(Rows from a dataset)
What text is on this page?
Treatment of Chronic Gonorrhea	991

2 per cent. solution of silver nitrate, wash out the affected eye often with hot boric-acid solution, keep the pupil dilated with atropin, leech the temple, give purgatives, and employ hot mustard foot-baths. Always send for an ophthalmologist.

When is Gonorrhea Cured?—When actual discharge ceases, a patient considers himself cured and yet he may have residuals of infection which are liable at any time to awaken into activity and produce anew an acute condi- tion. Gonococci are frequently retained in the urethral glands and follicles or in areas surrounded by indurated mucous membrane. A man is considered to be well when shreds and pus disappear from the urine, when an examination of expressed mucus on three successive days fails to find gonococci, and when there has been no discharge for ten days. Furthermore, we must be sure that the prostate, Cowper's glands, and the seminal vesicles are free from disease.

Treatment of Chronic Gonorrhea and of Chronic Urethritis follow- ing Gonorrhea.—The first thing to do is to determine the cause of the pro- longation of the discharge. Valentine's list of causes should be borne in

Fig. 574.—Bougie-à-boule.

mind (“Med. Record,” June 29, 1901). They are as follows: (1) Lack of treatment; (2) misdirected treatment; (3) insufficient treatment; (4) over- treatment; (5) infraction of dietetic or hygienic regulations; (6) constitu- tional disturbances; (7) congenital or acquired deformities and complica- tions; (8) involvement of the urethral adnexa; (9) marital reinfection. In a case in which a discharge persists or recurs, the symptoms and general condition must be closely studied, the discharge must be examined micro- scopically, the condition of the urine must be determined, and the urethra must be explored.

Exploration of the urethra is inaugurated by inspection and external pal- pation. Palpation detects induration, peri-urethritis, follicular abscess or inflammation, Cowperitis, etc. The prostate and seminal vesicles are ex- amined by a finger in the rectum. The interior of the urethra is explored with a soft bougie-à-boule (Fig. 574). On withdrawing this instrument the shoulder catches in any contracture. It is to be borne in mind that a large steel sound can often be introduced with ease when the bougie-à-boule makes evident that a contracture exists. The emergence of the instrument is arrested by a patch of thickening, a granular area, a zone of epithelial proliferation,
==
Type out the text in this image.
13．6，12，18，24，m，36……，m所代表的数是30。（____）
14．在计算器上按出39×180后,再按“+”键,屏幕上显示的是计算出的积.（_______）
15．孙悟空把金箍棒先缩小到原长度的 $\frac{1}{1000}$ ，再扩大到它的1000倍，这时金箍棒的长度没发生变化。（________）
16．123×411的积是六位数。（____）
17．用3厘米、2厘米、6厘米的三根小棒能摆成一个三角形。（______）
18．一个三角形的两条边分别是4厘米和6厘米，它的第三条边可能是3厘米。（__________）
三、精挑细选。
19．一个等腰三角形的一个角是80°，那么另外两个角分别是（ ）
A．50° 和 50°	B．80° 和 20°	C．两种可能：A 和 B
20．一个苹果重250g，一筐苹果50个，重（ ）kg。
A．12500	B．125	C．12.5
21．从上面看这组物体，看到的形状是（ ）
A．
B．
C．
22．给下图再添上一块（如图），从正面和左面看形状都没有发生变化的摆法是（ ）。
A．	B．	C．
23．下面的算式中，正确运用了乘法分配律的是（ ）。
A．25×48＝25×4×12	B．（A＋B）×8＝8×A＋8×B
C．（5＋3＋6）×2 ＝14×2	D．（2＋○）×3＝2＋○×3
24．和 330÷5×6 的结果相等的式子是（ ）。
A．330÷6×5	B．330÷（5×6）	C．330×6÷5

GIVEN INSTRUCTION
From the data, list each line in which the string "text" appears.

EXPECTED ANSWER
What text is on this page?
Type out the text in this image.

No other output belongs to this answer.